(Excerpt from the dataset)
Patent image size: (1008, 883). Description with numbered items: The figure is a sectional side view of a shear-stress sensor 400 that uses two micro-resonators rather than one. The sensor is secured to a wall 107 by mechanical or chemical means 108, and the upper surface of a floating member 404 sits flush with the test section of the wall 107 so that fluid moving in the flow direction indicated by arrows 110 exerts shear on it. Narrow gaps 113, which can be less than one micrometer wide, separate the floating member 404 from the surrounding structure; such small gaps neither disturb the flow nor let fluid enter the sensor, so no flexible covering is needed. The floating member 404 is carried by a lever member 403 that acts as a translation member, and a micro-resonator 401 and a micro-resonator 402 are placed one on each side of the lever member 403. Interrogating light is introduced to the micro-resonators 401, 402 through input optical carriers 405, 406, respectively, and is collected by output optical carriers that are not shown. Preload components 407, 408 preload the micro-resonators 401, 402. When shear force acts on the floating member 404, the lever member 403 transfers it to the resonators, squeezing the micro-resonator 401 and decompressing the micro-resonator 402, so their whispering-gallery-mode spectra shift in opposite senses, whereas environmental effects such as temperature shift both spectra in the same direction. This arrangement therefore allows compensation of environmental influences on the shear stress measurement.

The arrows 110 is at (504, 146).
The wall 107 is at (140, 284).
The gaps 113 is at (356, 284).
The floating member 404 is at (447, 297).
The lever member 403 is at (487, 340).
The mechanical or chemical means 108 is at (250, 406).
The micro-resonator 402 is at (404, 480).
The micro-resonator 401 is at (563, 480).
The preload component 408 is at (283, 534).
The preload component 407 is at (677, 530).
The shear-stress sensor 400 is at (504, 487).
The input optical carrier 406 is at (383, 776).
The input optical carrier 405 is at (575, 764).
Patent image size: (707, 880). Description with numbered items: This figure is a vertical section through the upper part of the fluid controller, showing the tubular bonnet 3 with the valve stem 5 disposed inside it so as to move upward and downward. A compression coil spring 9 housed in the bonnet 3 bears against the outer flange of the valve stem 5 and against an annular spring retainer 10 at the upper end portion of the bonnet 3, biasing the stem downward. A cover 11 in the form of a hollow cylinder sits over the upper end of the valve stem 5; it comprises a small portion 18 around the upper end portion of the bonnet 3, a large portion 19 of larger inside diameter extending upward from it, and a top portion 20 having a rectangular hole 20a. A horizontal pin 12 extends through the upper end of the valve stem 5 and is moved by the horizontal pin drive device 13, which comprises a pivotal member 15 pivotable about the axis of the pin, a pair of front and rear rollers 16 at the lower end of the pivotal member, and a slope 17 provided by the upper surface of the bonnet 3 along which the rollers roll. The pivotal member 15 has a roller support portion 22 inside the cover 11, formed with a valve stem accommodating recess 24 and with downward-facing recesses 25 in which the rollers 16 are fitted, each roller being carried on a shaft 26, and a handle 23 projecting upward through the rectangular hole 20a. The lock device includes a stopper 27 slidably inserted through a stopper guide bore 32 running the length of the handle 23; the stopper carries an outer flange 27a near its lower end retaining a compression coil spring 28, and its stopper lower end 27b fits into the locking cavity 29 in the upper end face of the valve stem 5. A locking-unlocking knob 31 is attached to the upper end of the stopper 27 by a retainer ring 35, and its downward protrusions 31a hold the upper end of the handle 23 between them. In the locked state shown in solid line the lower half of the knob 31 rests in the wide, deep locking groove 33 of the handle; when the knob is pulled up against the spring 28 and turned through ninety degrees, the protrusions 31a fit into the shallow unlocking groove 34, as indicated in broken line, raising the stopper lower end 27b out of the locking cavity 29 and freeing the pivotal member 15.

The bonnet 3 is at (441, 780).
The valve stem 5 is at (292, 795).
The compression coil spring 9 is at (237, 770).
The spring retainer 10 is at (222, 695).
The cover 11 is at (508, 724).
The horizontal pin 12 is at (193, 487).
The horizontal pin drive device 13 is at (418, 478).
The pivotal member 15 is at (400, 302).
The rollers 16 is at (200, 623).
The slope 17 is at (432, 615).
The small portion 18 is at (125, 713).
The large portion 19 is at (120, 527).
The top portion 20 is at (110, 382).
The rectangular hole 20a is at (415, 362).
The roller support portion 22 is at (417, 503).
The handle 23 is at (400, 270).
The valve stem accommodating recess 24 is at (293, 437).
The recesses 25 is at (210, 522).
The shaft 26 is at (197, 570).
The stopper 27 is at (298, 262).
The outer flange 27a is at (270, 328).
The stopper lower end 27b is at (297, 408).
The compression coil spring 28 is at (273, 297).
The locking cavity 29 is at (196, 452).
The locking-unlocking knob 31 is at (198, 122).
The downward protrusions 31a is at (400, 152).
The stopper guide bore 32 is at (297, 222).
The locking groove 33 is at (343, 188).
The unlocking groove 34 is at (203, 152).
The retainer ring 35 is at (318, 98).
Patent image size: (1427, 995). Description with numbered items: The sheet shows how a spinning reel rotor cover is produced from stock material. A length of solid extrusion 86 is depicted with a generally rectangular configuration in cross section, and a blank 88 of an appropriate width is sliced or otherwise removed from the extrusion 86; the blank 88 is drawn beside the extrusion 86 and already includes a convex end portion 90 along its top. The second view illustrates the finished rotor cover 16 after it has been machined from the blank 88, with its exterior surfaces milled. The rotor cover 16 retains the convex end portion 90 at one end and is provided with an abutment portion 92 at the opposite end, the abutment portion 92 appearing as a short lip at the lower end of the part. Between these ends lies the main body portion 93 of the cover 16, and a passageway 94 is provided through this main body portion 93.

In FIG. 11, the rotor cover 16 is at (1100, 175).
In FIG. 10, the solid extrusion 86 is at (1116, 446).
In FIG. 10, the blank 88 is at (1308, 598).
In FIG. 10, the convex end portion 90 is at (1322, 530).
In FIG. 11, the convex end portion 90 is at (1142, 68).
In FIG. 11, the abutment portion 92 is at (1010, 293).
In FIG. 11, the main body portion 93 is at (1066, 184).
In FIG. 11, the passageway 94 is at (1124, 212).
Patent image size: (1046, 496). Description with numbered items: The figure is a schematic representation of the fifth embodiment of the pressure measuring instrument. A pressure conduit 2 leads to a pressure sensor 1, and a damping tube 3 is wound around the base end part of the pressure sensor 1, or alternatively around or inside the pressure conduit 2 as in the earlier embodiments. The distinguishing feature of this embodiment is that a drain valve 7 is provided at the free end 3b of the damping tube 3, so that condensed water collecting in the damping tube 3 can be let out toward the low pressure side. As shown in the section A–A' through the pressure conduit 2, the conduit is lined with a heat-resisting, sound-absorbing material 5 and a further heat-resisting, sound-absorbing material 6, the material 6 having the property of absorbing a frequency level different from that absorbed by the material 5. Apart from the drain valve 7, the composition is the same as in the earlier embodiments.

• Exercise requirements
Print every line of the data above verbatim, with no character changed, added, or dropped.

• Result below
Patent image size: (1008, 883). Description with numbered items: The figure is a sectional side view of a shear-stress sensor 400 that uses two micro-resonators rather than one. The sensor is secured to a wall 107 by mechanical or chemical means 108, and the upper surface of a floating member 404 sits flush with the test section of the wall 107 so that fluid moving in the flow direction indicated by arrows 110 exerts shear on it. Narrow gaps 113, which can be less than one micrometer wide, separate the floating member 404 from the surrounding structure; such small gaps neither disturb the flow nor let fluid enter the sensor, so no flexible covering is needed. The floating member 404 is carried by a lever member 403 that acts as a translation member, and a micro-resonator 401 and a micro-resonator 402 are placed one on each side of the lever member 403. Interrogating light is introduced to the micro-resonators 401, 402 through input optical carriers 405, 406, respectively, and is collected by output optical carriers that are not shown. Preload components 407, 408 preload the micro-resonators 401, 402. When shear force acts on the floating member 404, the lever member 403 transfers it to the resonators, squeezing the micro-resonator 401 and decompressing the micro-resonator 402, so their whispering-gallery-mode spectra shift in opposite senses, whereas environmental effects such as temperature shift both spectra in the same direction. This arrangement therefore allows compensation of environmental influences on the shear stress measurement.

The arrows 110 is at (504, 146).
The wall 107 is at (140, 284).
The gaps 113 is at (356, 284).
The floating member 404 is at (447, 297).
The lever member 403 is at (487, 340).
The mechanical or chemical means 108 is at (250, 406).
The micro-resonator 402 is at (404, 480).
The micro-resonator 401 is at (563, 480).
The preload component 408 is at (283, 534).
The preload component 407 is at (677, 530).
The shear-stress sensor 400 is at (504, 487).
The input optical carrier 406 is at (383, 776).
The input optical carrier 405 is at (575, 764).
Patent image size: (707, 880). Description with numbered items: This figure is a vertical section through the upper part of the fluid controller, showing the tubular bonnet 3 with the valve stem 5 disposed inside it so as to move upward and downward. A compression coil spring 9 housed in the bonnet 3 bears against the outer flange of the valve stem 5 and against an annular spring retainer 10 at the upper end portion of the bonnet 3, biasing the stem downward. A cover 11 in the form of a hollow cylinder sits over the upper end of the valve stem 5; it comprises a small portion 18 around the upper end portion of the bonnet 3, a large portion 19 of larger inside diameter extending upward from it, and a top portion 20 having a rectangular hole 20a. A horizontal pin 12 extends through the upper end of the valve stem 5 and is moved by the horizontal pin drive device 13, which comprises a pivotal member 15 pivotable about the axis of the pin, a pair of front and rear rollers 16 at the lower end of the pivotal member, and a slope 17 provided by the upper surface of the bonnet 3 along which the rollers roll. The pivotal member 15 has a roller support portion 22 inside the cover 11, formed with a valve stem accommodating recess 24 and with downward-facing recesses 25 in which the rollers 16 are fitted, each roller being carried on a shaft 26, and a handle 23 projecting upward through the rectangular hole 20a. The lock device includes a stopper 27 slidably inserted through a stopper guide bore 32 running the length of the handle 23; the stopper carries an outer flange 27a near its lower end retaining a compression coil spring 28, and its stopper lower end 27b fits into the locking cavity 29 in the upper end face of the valve stem 5. A locking-unlocking knob 31 is attached to the upper end of the stopper 27 by a retainer ring 35, and its downward protrusions 31a hold the upper end of the handle 23 between them. In the locked state shown in solid line the lower half of the knob 31 rests in the wide, deep locking groove 33 of the handle; when the knob is pulled up against the spring 28 and turned through ninety degrees, the protrusions 31a fit into the shallow unlocking groove 34, as indicated in broken line, raising the stopper lower end 27b out of the locking cavity 29 and freeing the pivotal member 15.

The bonnet 3 is at (441, 780).
The valve stem 5 is at (292, 795).
The compression coil spring 9 is at (237, 770).
The spring retainer 10 is at (222, 695).
The cover 11 is at (508, 724).
The horizontal pin 12 is at (193, 487).
The horizontal pin drive device 13 is at (418, 478).
The pivotal member 15 is at (400, 302).
The rollers 16 is at (200, 623).
The slope 17 is at (432, 615).
The small portion 18 is at (125, 713).
The large portion 19 is at (120, 527).
The top portion 20 is at (110, 382).
The rectangular hole 20a is at (415, 362).
The roller support portion 22 is at (417, 503).
The handle 23 is at (400, 270).
The valve stem accommodating recess 24 is at (293, 437).
The recesses 25 is at (210, 522).
The shaft 26 is at (197, 570).
The stopper 27 is at (298, 262).
The outer flange 27a is at (270, 328).
The stopper lower end 27b is at (297, 408).
The compression coil spring 28 is at (273, 297).
The locking cavity 29 is at (196, 452).
The locking-unlocking knob 31 is at (198, 122).
The downward protrusions 31a is at (400, 152).
The stopper guide bore 32 is at (297, 222).
The locking groove 33 is at (343, 188).
The unlocking groove 34 is at (203, 152).
The retainer ring 35 is at (318, 98).
Patent image size: (1427, 995). Description with numbered items: The sheet shows how a spinning reel rotor cover is produced from stock material. A length of solid extrusion 86 is depicted with a generally rectangular configuration in cross section, and a blank 88 of an appropriate width is sliced or otherwise removed from the extrusion 86; the blank 88 is drawn beside the extrusion 86 and already includes a convex end portion 90 along its top. The second view illustrates the finished rotor cover 16 after it has been machined from the blank 88, with its exterior surfaces milled. The rotor cover 16 retains the convex end portion 90 at one end and is provided with an abutment portion 92 at the opposite end, the abutment portion 92 appearing as a short lip at the lower end of the part. Between these ends lies the main body portion 93 of the cover 16, and a passageway 94 is provided through this main body portion 93.

In FIG. 11, the rotor cover 16 is at (1100, 175).
In FIG. 10, the solid extrusion 86 is at (1116, 446).
In FIG. 10, the blank 88 is at (1308, 598).
In FIG. 10, the convex end portion 90 is at (1322, 530).
In FIG. 11, the convex end portion 90 is at (1142, 68).
In FIG. 11, the abutment portion 92 is at (1010, 293).
In FIG. 11, the main body portion 93 is at (1066, 184).
In FIG. 11, the passageway 94 is at (1124, 212).
Patent image size: (1046, 496). Description with numbered items: The figure is a schematic representation of the fifth embodiment of the pressure measuring instrument. A pressure conduit 2 leads to a pressure sensor 1, and a damping tube 3 is wound around the base end part of the pressure sensor 1, or alternatively around or inside the pressure conduit 2 as in the earlier embodiments. The distinguishing feature of this embodiment is that a drain valve 7 is provided at the free end 3b of the damping tube 3, so that condensed water collecting in the damping tube 3 can be let out toward the low pressure side. As shown in the section A–A' through the pressure conduit 2, the conduit is lined with a heat-resisting, sound-absorbing material 5 and a further heat-resisting, sound-absorbing material 6, the material 6 having the property of absorbing a frequency level different from that absorbed by the material 5. Apart from the drain valve 7, the composition is the same as in the earlier embodiments.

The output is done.